The request: Of the lines in the entries below, state how many hold the word "true". Say nothing else.

++++ Raw records

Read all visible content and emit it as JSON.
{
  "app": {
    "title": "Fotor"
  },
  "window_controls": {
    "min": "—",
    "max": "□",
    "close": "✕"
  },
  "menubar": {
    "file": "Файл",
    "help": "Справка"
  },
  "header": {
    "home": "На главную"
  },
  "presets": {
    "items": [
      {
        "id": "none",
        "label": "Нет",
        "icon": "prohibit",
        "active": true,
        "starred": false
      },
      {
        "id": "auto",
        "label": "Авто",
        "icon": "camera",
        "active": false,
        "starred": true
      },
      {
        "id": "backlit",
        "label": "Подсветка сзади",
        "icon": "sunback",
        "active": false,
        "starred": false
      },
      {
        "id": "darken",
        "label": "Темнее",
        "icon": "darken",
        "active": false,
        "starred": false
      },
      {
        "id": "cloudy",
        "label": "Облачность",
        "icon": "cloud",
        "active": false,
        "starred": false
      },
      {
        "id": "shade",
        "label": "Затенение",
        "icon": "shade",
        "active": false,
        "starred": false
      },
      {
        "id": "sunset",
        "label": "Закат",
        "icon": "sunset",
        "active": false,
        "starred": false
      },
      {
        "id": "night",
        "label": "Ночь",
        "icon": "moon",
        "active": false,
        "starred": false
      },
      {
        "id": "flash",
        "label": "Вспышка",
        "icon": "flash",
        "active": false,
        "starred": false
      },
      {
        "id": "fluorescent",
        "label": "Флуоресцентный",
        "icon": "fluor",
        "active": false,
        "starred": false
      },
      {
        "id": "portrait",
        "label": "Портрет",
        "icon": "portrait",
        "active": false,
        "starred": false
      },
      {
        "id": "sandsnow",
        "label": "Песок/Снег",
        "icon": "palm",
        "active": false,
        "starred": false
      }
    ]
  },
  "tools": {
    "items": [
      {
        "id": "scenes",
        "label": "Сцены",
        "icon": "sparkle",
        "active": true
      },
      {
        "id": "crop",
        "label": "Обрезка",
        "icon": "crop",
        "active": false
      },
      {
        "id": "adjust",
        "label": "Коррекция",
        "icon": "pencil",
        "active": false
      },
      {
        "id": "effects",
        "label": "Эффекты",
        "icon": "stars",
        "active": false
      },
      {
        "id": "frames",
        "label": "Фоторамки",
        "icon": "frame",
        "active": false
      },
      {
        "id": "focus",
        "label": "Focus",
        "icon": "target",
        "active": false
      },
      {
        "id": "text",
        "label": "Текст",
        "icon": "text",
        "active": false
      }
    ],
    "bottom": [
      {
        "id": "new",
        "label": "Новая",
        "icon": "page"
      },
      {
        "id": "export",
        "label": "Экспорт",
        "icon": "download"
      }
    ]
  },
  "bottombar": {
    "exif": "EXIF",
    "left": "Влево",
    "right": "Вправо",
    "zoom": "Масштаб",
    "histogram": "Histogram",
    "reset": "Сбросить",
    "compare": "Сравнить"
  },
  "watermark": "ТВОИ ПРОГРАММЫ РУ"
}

++++++++

Reply: 3